Goal
Copy every line of the records below where the word "zero" occurs.

Data provided
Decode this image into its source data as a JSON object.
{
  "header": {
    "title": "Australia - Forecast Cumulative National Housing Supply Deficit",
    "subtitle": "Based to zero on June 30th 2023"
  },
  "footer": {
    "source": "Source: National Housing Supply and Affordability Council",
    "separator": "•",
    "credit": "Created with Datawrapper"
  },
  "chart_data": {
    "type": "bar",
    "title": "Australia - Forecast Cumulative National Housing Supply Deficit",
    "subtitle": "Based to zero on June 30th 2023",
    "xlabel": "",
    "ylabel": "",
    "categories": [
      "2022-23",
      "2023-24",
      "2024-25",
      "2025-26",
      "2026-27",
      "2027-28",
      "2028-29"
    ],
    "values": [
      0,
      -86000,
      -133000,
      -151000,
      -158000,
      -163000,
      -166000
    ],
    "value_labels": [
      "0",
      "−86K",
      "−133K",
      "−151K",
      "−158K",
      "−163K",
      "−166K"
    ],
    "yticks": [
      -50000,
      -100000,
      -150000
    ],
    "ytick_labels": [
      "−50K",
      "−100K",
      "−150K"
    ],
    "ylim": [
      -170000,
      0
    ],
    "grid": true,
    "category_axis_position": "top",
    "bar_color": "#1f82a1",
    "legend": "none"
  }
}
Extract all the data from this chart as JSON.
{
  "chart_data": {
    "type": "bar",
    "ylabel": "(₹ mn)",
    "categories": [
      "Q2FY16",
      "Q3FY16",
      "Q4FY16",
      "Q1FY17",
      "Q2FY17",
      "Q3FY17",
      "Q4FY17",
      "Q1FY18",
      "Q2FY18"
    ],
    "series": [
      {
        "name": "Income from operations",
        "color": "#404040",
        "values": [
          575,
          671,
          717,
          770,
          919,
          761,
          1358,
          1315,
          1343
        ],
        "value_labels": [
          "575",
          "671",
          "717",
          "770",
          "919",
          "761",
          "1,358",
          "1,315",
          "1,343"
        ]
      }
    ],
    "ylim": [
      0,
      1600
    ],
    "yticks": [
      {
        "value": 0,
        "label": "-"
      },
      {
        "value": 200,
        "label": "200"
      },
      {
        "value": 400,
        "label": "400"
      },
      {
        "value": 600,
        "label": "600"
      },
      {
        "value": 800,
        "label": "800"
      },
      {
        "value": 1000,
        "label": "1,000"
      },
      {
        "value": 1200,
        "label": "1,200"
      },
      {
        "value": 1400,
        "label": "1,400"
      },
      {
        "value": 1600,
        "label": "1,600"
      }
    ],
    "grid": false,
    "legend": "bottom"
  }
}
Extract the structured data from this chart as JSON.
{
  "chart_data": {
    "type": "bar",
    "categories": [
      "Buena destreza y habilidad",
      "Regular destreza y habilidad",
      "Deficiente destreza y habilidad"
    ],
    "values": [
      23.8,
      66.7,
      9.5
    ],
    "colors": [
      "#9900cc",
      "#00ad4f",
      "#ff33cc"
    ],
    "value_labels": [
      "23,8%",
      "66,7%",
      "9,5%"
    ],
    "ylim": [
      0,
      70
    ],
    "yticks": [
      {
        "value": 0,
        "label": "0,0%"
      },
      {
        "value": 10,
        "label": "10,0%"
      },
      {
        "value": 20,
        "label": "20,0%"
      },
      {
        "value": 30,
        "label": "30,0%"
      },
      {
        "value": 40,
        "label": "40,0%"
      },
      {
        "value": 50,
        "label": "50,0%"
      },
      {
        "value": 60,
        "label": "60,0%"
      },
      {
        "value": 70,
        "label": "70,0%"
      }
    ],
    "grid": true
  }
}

Answer for the task
    "subtitle": "Based to zero on June 30th 2023"
    "subtitle": "Based to zero on June 30th 2023",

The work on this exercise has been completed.